**Collected data**

/---

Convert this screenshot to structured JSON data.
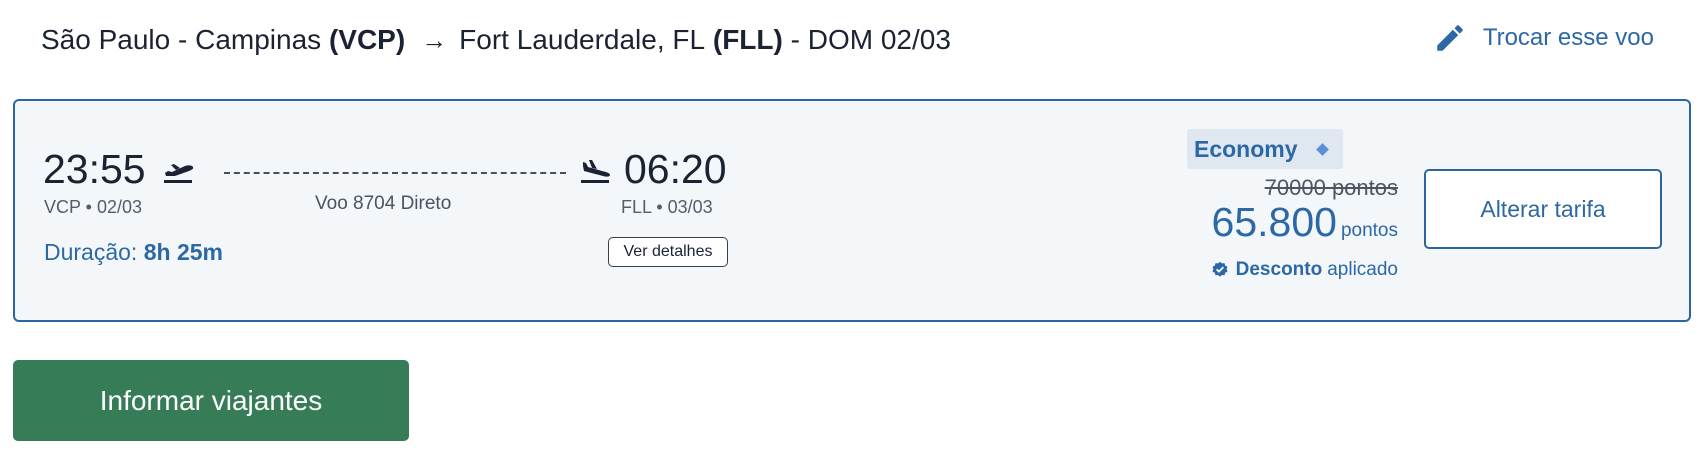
{
  "route": {
    "origin_city": "São Paulo - Campinas",
    "origin_code": "(VCP)",
    "arrow": "→",
    "destination_city": "Fort Lauderdale, FL",
    "destination_code": "(FLL)",
    "date_text": "- DOM 02/03"
  },
  "change_flight": {
    "label": "Trocar esse voo",
    "icon": "pencil-icon"
  },
  "flight": {
    "departure_time": "23:55",
    "departure_info": "VCP • 02/03",
    "arrival_time": "06:20",
    "arrival_info": "FLL • 03/03",
    "flight_info": "Voo 8704 Direto",
    "duration_label": "Duração:",
    "duration_value": "8h 25m",
    "details_label": "Ver detalhes",
    "takeoff_icon": "takeoff-icon",
    "landing_icon": "landing-icon"
  },
  "fare": {
    "cabin": "Economy",
    "original_price": "70000 pontos",
    "price_amount": "65.800",
    "price_unit": "pontos",
    "discount_label": "Desconto",
    "discount_suffix": "aplicado",
    "change_fare_label": "Alterar tarifa"
  },
  "actions": {
    "primary_label": "Informar viajantes"
  },
  "colors": {
    "accent_blue": "#2d68a6",
    "primary_green": "#367d57",
    "card_background": "#f4f7fa",
    "text_dark": "#1b2233"
  }
}
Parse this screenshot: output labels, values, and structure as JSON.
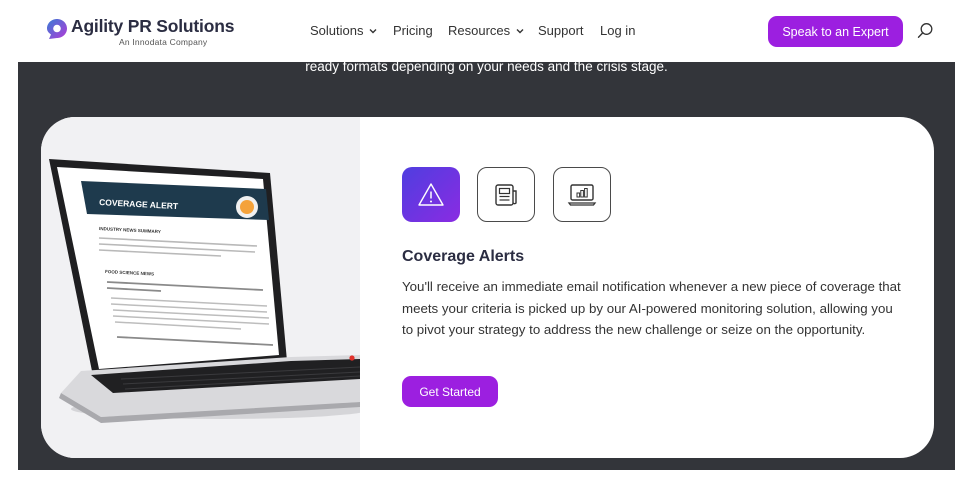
{
  "header": {
    "logo": {
      "name": "Agility PR Solutions",
      "tagline": "An Innodata Company",
      "colors": {
        "mark_gradient": [
          "#3a7bd5",
          "#b23ad6"
        ]
      }
    },
    "nav": [
      {
        "label": "Solutions",
        "has_dropdown": true
      },
      {
        "label": "Pricing",
        "has_dropdown": false
      },
      {
        "label": "Resources",
        "has_dropdown": true
      },
      {
        "label": "Support",
        "has_dropdown": false
      },
      {
        "label": "Log in",
        "has_dropdown": false
      }
    ],
    "cta_label": "Speak to an Expert",
    "search_icon": "search-icon"
  },
  "band": {
    "text": "ready formats depending on your needs and the crisis stage."
  },
  "feature": {
    "image": {
      "screen_title": "COVERAGE ALERT",
      "section_1": "INDUSTRY NEWS SUMMARY",
      "section_2": "FOOD SCIENCE NEWS",
      "headline": "Plant-Based Food Science and the Impact on Pizza: Next Generation Flavor, Texture and Nutrition",
      "subheadline": "Food science turns science fiction as 3D printer pizza makes pizza"
    },
    "icons": [
      {
        "name": "alert-triangle-icon",
        "active": true
      },
      {
        "name": "newspaper-icon",
        "active": false
      },
      {
        "name": "monitor-chart-icon",
        "active": false
      }
    ],
    "title": "Coverage Alerts",
    "description": "You'll receive an immediate email notification whenever a new piece of coverage that meets your criteria is picked up by our AI-powered monitoring solution, allowing you to pivot your strategy to address the new challenge or seize on the opportunity.",
    "button_label": "Get Started"
  },
  "colors": {
    "accent": "#9c1fe0",
    "band": "#33353a",
    "tile_gradient": [
      "#4f3ee0",
      "#8a2be2"
    ]
  }
}
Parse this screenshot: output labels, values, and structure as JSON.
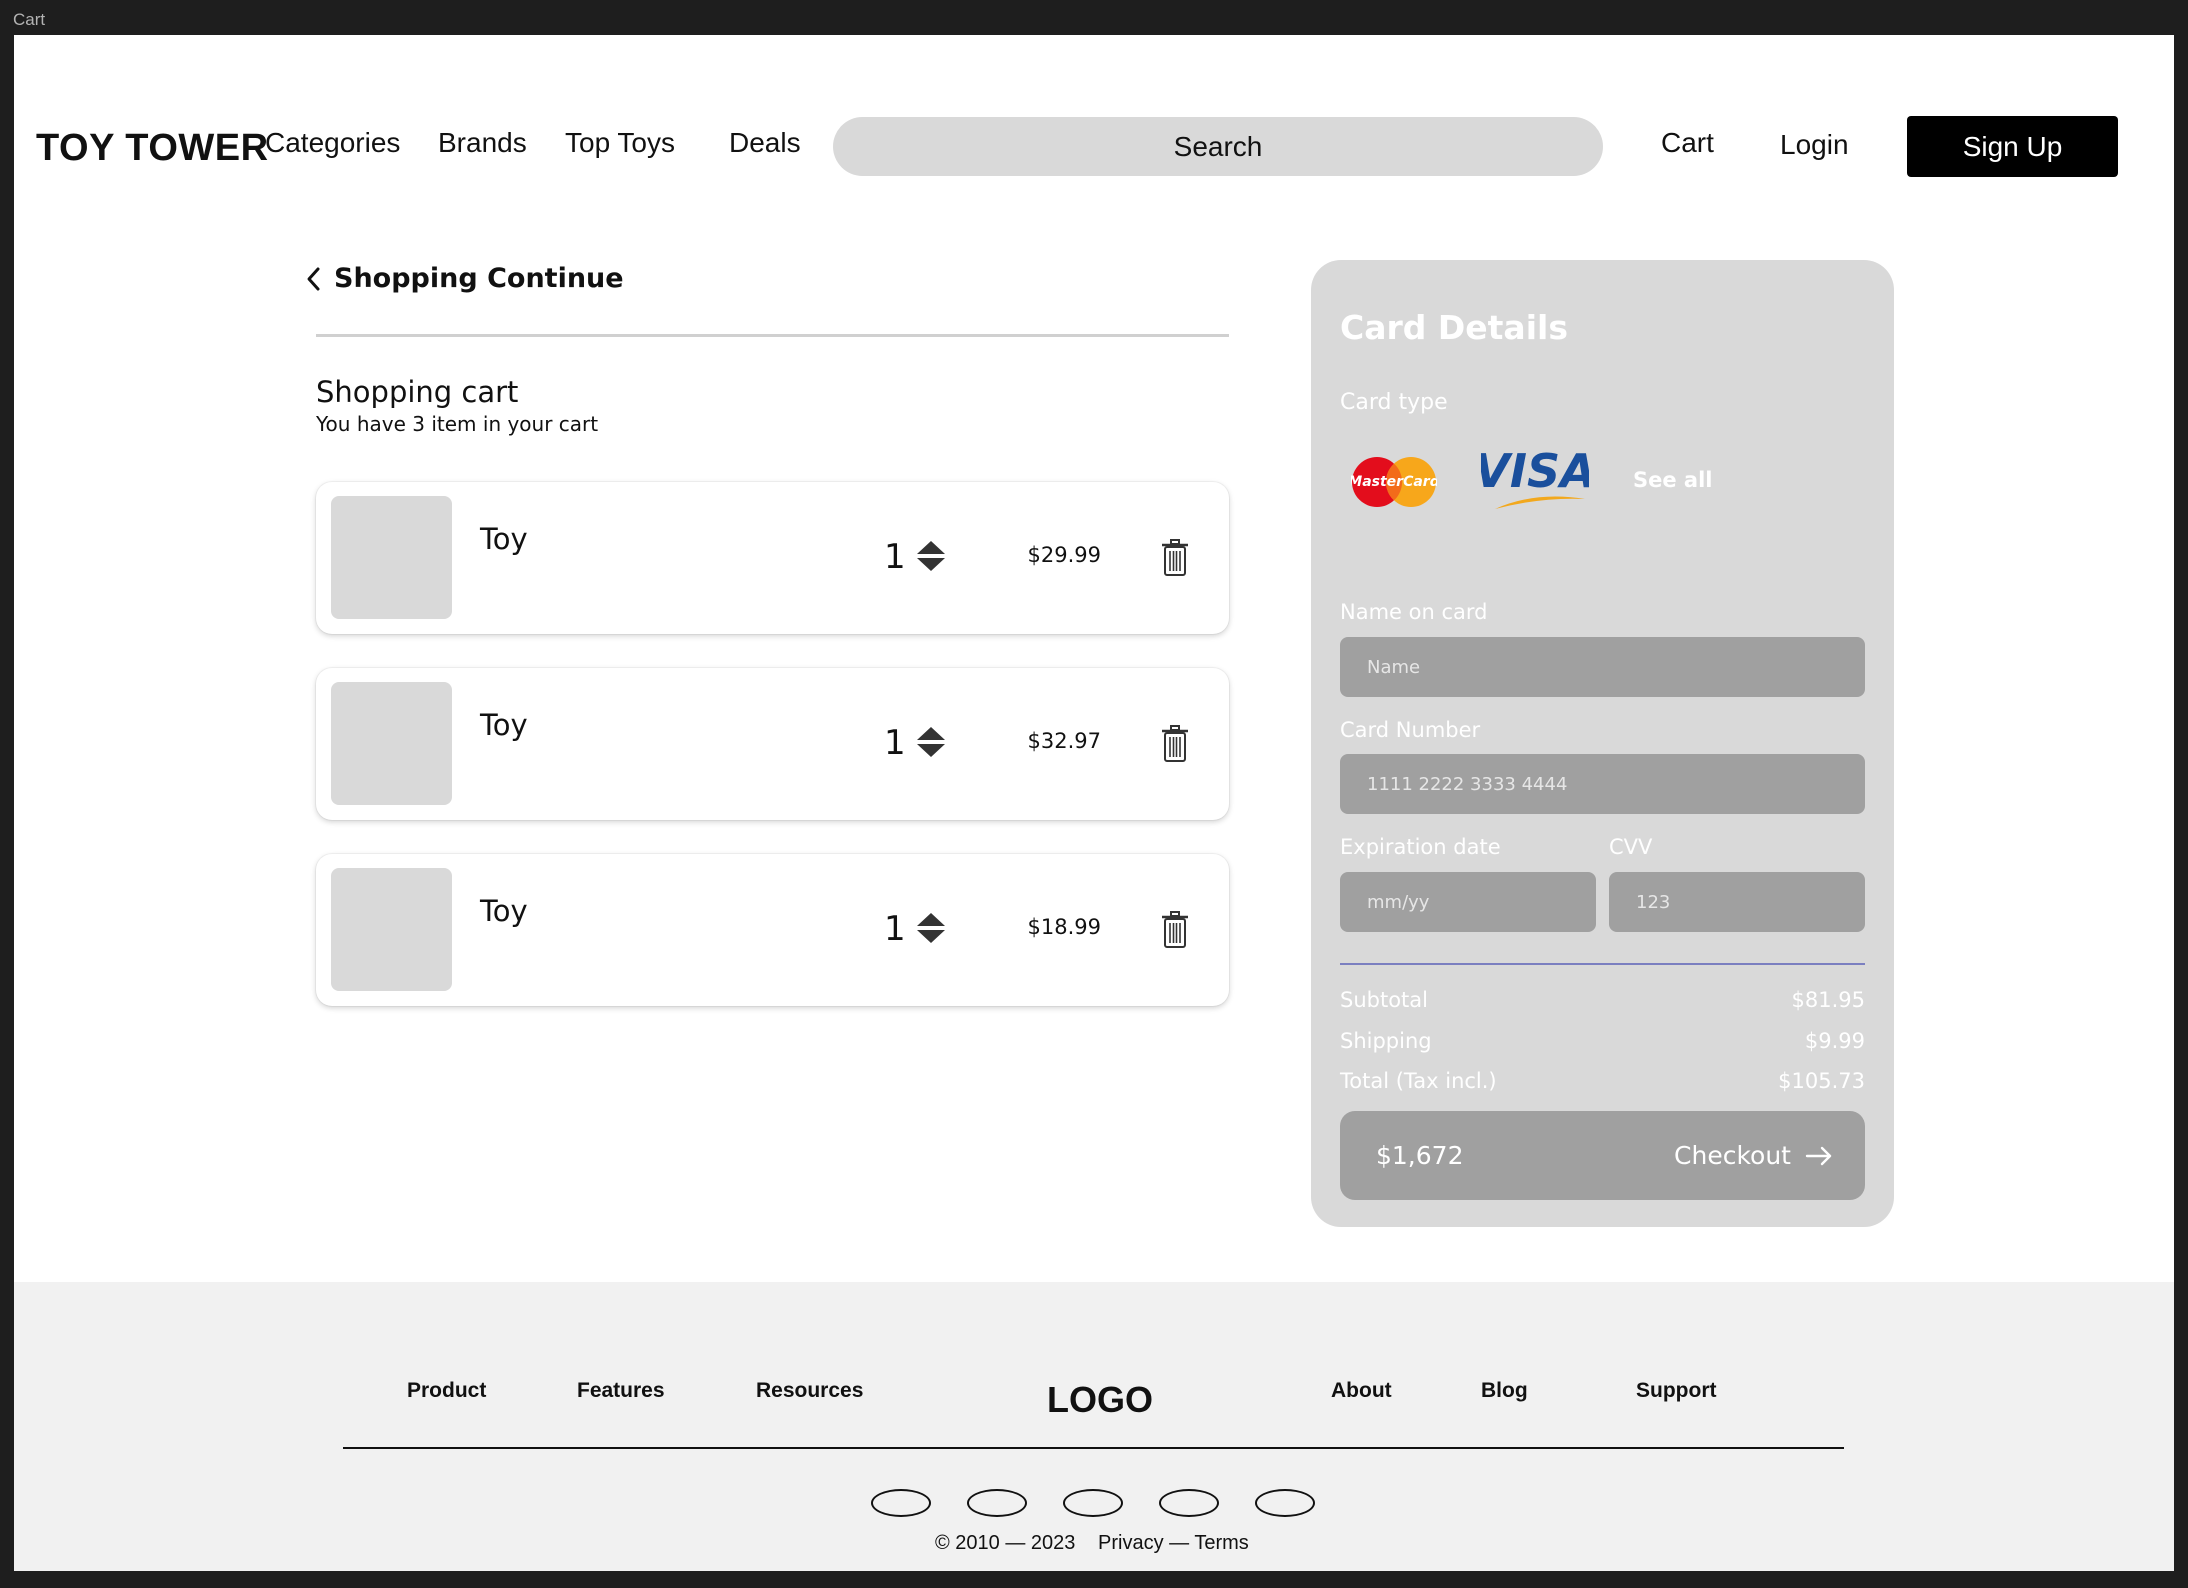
{
  "window": {
    "frame_label": "Cart"
  },
  "header": {
    "logo": "TOY TOWER",
    "nav": [
      "Categories",
      "Brands",
      "Top Toys",
      "Deals"
    ],
    "search_label": "Search",
    "cart": "Cart",
    "login": "Login",
    "signup": "Sign Up"
  },
  "cart": {
    "back_label": "Shopping Continue",
    "title": "Shopping cart",
    "subtitle": "You have 3 item in your cart",
    "items": [
      {
        "name": "Toy",
        "qty": "1",
        "price": "$29.99"
      },
      {
        "name": "Toy",
        "qty": "1",
        "price": "$32.97"
      },
      {
        "name": "Toy",
        "qty": "1",
        "price": "$18.99"
      }
    ]
  },
  "card_details": {
    "title": "Card Details",
    "card_type_label": "Card type",
    "mastercard_text": "MasterCard",
    "visa_text": "VISA",
    "see_all": "See all",
    "name_label": "Name on card",
    "name_placeholder": "Name",
    "number_label": "Card Number",
    "number_placeholder": "1111 2222 3333 4444",
    "expiry_label": "Expiration date",
    "expiry_placeholder": "mm/yy",
    "cvv_label": "CVV",
    "cvv_placeholder": "123",
    "subtotal_label": "Subtotal",
    "subtotal_value": "$81.95",
    "shipping_label": "Shipping",
    "shipping_value": "$9.99",
    "total_label": "Total (Tax incl.)",
    "total_value": "$105.73",
    "checkout_amount": "$1,672",
    "checkout_label": "Checkout"
  },
  "footer": {
    "links_left": [
      "Product",
      "Features",
      "Resources"
    ],
    "logo": "LOGO",
    "links_right": [
      "About",
      "Blog",
      "Support"
    ],
    "copyright": "© 2010 — 2023",
    "legal": "Privacy — Terms"
  },
  "colors": {
    "panel_bg": "#d9d9d9",
    "field_bg": "#a0a0a0",
    "separator": "#7b7fc0",
    "footer_bg": "#f1f1f1",
    "signup_bg": "#000000"
  }
}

\---

**Challenge**
Transcribe each line above verbatim, with the pictures left out.

**The answer**
Convert this screenshot to structured JSON data.
{
  "route": {
    "origin_city": "São Paulo - Campinas",
    "origin_code": "(VCP)",
    "arrow": "→",
    "destination_city": "Fort Lauderdale, FL",
    "destination_code": "(FLL)",
    "date_text": "- DOM 02/03"
  },
  "change_flight": {
    "label": "Trocar esse voo",
    "icon": "pencil-icon"
  },
  "flight": {
    "departure_time": "23:55",
    "departure_info": "VCP • 02/03",
    "arrival_time": "06:20",
    "arrival_info": "FLL • 03/03",
    "flight_info": "Voo 8704 Direto",
    "duration_label": "Duração:",
    "duration_value": "8h 25m",
    "details_label": "Ver detalhes",
    "takeoff_icon": "takeoff-icon",
    "landing_icon": "landing-icon"
  },
  "fare": {
    "cabin": "Economy",
    "original_price": "70000 pontos",
    "price_amount": "65.800",
    "price_unit": "pontos",
    "discount_label": "Desconto",
    "discount_suffix": "aplicado",
    "change_fare_label": "Alterar tarifa"
  },
  "actions": {
    "primary_label": "Informar viajantes"
  },
  "colors": {
    "accent_blue": "#2d68a6",
    "primary_green": "#367d57",
    "card_background": "#f4f7fa",
    "text_dark": "#1b2233"
  }
}
Parse this screenshot: output labels, values, and structure as JSON.
{
  "header": {
    "logo": {
      "name": "Agility PR Solutions",
      "tagline": "An Innodata Company",
      "colors": {
        "mark_gradient": [
          "#3a7bd5",
          "#b23ad6"
        ]
      }
    },
    "nav": [
      {
        "label": "Solutions",
        "has_dropdown": true
      },
      {
        "label": "Pricing",
        "has_dropdown": false
      },
      {
        "label": "Resources",
        "has_dropdown": true
      },
      {
        "label": "Support",
        "has_dropdown": false
      },
      {
        "label": "Log in",
        "has_dropdown": false
      }
    ],
    "cta_label": "Speak to an Expert",
    "search_icon": "search-icon"
  },
  "band": {
    "text": "ready formats depending on your needs and the crisis stage."
  },
  "feature": {
    "image": {
      "screen_title": "COVERAGE ALERT",
      "section_1": "INDUSTRY NEWS SUMMARY",
      "section_2": "FOOD SCIENCE NEWS",
      "headline": "Plant-Based Food Science and the Impact on Pizza: Next Generation Flavor, Texture and Nutrition",
      "subheadline": "Food science turns science fiction as 3D printer pizza makes pizza"
    },
    "icons": [
      {
        "name": "alert-triangle-icon",
        "active": true
      },
      {
        "name": "newspaper-icon",
        "active": false
      },
      {
        "name": "monitor-chart-icon",
        "active": false
      }
    ],
    "title": "Coverage Alerts",
    "description": "You'll receive an immediate email notification whenever a new piece of coverage that meets your criteria is picked up by our AI-powered monitoring solution, allowing you to pivot your strategy to address the new challenge or seize on the opportunity.",
    "button_label": "Get Started"
  },
  "colors": {
    "accent": "#9c1fe0",
    "band": "#33353a",
    "tile_gradient": [
      "#4f3ee0",
      "#8a2be2"
    ]
  }
}
Parse this screenshot: output labels, values, and structure as JSON.
{
  "window": {
    "frame_label": "Cart"
  },
  "header": {
    "logo": "TOY TOWER",
    "nav": [
      "Categories",
      "Brands",
      "Top Toys",
      "Deals"
    ],
    "search_label": "Search",
    "cart": "Cart",
    "login": "Login",
    "signup": "Sign Up"
  },
  "cart": {
    "back_label": "Shopping Continue",
    "title": "Shopping cart",
    "subtitle": "You have 3 item in your cart",
    "items": [
      {
        "name": "Toy",
        "qty": "1",
        "price": "$29.99"
      },
      {
        "name": "Toy",
        "qty": "1",
        "price": "$32.97"
      },
      {
        "name": "Toy",
        "qty": "1",
        "price": "$18.99"
      }
    ]
  },
  "card_details": {
    "title": "Card Details",
    "card_type_label": "Card type",
    "mastercard_text": "MasterCard",
    "visa_text": "VISA",
    "see_all": "See all",
    "name_label": "Name on card",
    "name_placeholder": "Name",
    "number_label": "Card Number",
    "number_placeholder": "1111 2222 3333 4444",
    "expiry_label": "Expiration date",
    "expiry_placeholder": "mm/yy",
    "cvv_label": "CVV",
    "cvv_placeholder": "123",
    "subtotal_label": "Subtotal",
    "subtotal_value": "$81.95",
    "shipping_label": "Shipping",
    "shipping_value": "$9.99",
    "total_label": "Total (Tax incl.)",
    "total_value": "$105.73",
    "checkout_amount": "$1,672",
    "checkout_label": "Checkout"
  },
  "footer": {
    "links_left": [
      "Product",
      "Features",
      "Resources"
    ],
    "logo": "LOGO",
    "links_right": [
      "About",
      "Blog",
      "Support"
    ],
    "copyright": "© 2010 — 2023",
    "legal": "Privacy — Terms"
  },
  "colors": {
    "panel_bg": "#d9d9d9",
    "field_bg": "#a0a0a0",
    "separator": "#7b7fc0",
    "footer_bg": "#f1f1f1",
    "signup_bg": "#000000"
  }
}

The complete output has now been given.